[Opening SELECTED EXTRACT section]
Raghunathpur Assembly constituency is an assembly constituency in Purulia district in the Indian state of West Bengal. It is reserved for scheduled castes.

==Overview==
As per orders of the Delimitation Commission, No. 246 Raghunathpur Assembly constituency (SC) is composed of the following: Raghunathpur municipality; Raghunathpur I, Neturia and Santuri community development blocks.

Raghunathpur Assembly constituency is part of No. 36 Bankura (Lok Sabha constituency).

== Members of the Legislative Assembly ==

Year: Name; Party
From 1952 -1957 known as Kashipur cum Raghunathpur
1952: Budhan Manjhi; Indian National Congress
Annada Prasad Chakrabarty: Independent politician
1957: Nepal Bouri; Indian National Congress
1962: Shankar Narayan Singh Deo
1967: N. Bauri
1969: Haripada Bouri; Socialist Unity Centre of India
1971
1972: Durgadas Bauri; Indian National Congress
1977: Bijoy Bauri; Socialist Unity Centre of India
1982: Natabar Bagdi; Communist Party of India
1987
1991
1996
2001: Uma Rani Bouri
2006
2011: Purna Chandra Bauri; All India Trinamool Congress
2016
2021: Vivekananda Bauri; Bharatiya Janata Party
2026: Mamoni Bauri

==Election results==
=== 2026 ===

2026 West Bengal Legislative Assembly election: Raghunathpur
| Party |  | Candidate | Votes | % | ±% |
|---|---|---|---|---|---|
|  | BJP | Mamoni Bauri | 127,628 | 54.44 |  |
|  | AITC | Hazari Bouri | 83,569 | 35.65 | −6.43 |
|  | CPI(M) | Ganesh Bouri | 10,685 | 4.56 |  |
|  | INC | Sandhya Bauri | 3,065 | 1.31 |  |
|  | SUCI(C) | Anil Bauri | 2,514 | 1.07 |  |
|  | NOTA | None of the above | 3,201 | 1.37 | −0.29 |
| Majority |  |  | 44,059 | 18.79 | +16.26 |
| Turnout |  |  | 234,431 | 92.13 | +9.38 |
|  | BJP hold |  | Swing | {{{swing}}} |  |

=== 2021 ===

West Bengal Legislative Assembly Election, 2021: Raghunathpur
| Party |  | Candidate | Votes | % | ±% |
|---|---|---|---|---|---|
|  | BJP | Vivekananda Bauri | 95,770 | 44.61 | +31.69 |
|  | AITC | Bouri Hazari | 90,332 | 42.08 |  |
|  | CPI(M) | Ganesh Bouri | 14,738 | 6.86 | −28.16 |
|  | SUCI(C) | Pashupati Roy | 3,829 | 1.78 | −0.64 |
|  | Independent | Sumanta Bouri | 2,403 | 1.12 |  |
|  | Independent | Mihir Bauri | 2,354 | 1.1 |  |
|  | NOTA | None of the above | 3,557 | 1.66 |  |
| Majority |  |  | 5,438 | 2.53 |  |
| Turnout |  |  | 214,690 | 82.75 |  |
|  | BJP gain from AITC |  | Swing |  |  |

=== 2016 ===

2016 West Bengal Legislative Assembly election: Raghunathpur
| Party |  | Candidate | Votes | % | ±% |
|---|---|---|---|---|---|
|  | AITC | Purna Chandra Bauri | 83,688 | 43.39 |  |
|  | CPI(M) | Satyanarayan Bauri | 67,546 | 35.02 |  |
|  | BJP | Subhas Chandra Mondal | 24,912 | 12.92 |  |
|  | SUCI(C) | Kista Bauri | 4,664 | 2.42 |  |
|  | JMM | Gobordhan Bagdi | 3,735 | 1.94 |  |
|  | BSP | Mahadeb Bauri | 3,187 | 1.65 |  |
|  | NOTA | None of the above | 5,152 | 2.67 |  |
| Majority |  |  |  |  |  |
| Turnout |  |  | 192,884 | 82.31 |  |
|  | AITC hold |  | Swing |  |  |

=== 2011 ===

West Bengal assembly elections, 2011: Raghunathpur
| Party |  | Candidate | Votes | % | ±% |
|---|---|---|---|---|---|
|  | AITC | Purna Chandra Bauri | 78,096 | 48.34 | +12.61# |
|  | CPI(M) | Dipali Bauri | 65,353 | 40.46 | −12.56 |
|  | BJP | Subhas Chandra Mondal | 7,916 | 4.90 |  |
|  | JMM | Barun Bauri | 7,055 | 4.37 |  |
|  | BSP | Mahadeb Bauri | 3,123 |  |  |
| Turnout |  |  | 161,543 | 81.7 |  |
|  | AITC gain from CPI(M) |  | Swing | 25.17# |  |

.# Swing calculated on Congress+Trinamool Congress vote percentages taken together in 2006.
[Closing SELECTED EXTRACT section]
REQUIRED ACTION —
Reproduce the part of the Raghunathpur constituency text between "West Bengal assembly" and "together in 2006.", inclusive. The items after this note come from a separate source.
[Opening EXCERPTED DATA section]
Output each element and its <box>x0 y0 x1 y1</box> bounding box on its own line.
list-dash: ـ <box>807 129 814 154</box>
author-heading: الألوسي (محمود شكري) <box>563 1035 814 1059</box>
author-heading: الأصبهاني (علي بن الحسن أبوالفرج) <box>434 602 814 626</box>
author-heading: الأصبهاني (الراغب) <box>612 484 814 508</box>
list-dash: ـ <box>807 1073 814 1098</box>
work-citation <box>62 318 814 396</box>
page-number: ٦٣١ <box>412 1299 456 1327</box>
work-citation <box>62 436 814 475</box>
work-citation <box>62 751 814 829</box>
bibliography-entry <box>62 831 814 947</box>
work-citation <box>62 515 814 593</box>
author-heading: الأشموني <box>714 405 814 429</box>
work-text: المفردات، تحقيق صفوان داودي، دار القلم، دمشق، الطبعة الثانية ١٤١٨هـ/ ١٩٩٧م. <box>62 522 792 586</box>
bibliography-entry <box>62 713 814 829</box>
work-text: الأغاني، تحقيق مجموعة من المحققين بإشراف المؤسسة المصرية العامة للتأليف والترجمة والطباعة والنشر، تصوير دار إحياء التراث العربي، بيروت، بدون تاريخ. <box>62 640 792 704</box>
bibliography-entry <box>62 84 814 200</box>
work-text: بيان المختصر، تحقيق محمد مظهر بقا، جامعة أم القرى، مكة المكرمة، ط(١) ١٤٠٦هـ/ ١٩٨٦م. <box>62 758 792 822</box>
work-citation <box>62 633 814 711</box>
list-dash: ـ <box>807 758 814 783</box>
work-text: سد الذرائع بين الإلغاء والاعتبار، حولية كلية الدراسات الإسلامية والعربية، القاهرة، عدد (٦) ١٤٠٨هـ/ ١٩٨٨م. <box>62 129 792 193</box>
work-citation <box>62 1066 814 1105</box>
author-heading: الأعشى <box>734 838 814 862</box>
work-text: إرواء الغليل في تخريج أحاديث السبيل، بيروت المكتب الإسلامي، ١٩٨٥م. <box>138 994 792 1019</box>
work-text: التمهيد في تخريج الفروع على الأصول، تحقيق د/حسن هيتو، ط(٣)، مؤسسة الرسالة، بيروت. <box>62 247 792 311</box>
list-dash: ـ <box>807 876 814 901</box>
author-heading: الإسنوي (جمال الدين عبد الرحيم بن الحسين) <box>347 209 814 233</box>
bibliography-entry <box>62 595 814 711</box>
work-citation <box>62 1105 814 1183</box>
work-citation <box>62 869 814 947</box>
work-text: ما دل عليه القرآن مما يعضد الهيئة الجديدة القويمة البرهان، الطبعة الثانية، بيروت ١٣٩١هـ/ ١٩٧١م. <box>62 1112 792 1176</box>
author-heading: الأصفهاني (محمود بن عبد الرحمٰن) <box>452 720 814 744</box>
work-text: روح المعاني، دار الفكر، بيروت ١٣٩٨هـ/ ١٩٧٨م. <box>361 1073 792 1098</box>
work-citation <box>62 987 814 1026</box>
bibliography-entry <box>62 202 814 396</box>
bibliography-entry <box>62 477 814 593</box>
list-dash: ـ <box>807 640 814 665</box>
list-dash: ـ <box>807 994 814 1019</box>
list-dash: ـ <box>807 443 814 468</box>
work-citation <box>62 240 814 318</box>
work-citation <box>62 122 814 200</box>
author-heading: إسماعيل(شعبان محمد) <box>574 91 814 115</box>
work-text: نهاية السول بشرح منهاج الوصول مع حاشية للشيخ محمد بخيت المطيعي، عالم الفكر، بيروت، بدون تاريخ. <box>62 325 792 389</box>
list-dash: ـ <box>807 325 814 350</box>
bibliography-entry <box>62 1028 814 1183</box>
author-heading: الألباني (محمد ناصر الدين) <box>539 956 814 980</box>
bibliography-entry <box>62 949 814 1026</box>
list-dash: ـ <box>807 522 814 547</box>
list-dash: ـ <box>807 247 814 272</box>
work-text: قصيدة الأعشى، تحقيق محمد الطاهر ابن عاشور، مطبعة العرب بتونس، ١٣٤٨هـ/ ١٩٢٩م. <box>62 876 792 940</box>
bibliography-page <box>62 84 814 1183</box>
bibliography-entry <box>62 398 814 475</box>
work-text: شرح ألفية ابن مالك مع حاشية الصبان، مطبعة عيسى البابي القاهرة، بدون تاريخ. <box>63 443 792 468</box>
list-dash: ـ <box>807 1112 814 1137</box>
[Closing EXCERPTED DATA section]
OUTPUT OF THE EXERCISE —
West Bengal assembly elections, 2011: Raghunathpur
| Party |  | Candidate | Votes | % | ±% |
|---|---|---|---|---|---|
|  | AITC | Purna Chandra Bauri | 78,096 | 48.34 | +12.61# |
|  | CPI(M) | Dipali Bauri | 65,353 | 40.46 | −12.56 |
|  | BJP | Subhas Chandra Mondal | 7,916 | 4.90 |  |
|  | JMM | Barun Bauri | 7,055 | 4.37 |  |
|  | BSP | Mahadeb Bauri | 3,123 |  |  |
| Turnout |  |  | 161,543 | 81.7 |  |
|  | AITC gain from CPI(M) |  | Swing | 25.17# |  |

.# Swing calculated on Congress+Trinamool Congress vote percentages taken together in 2006.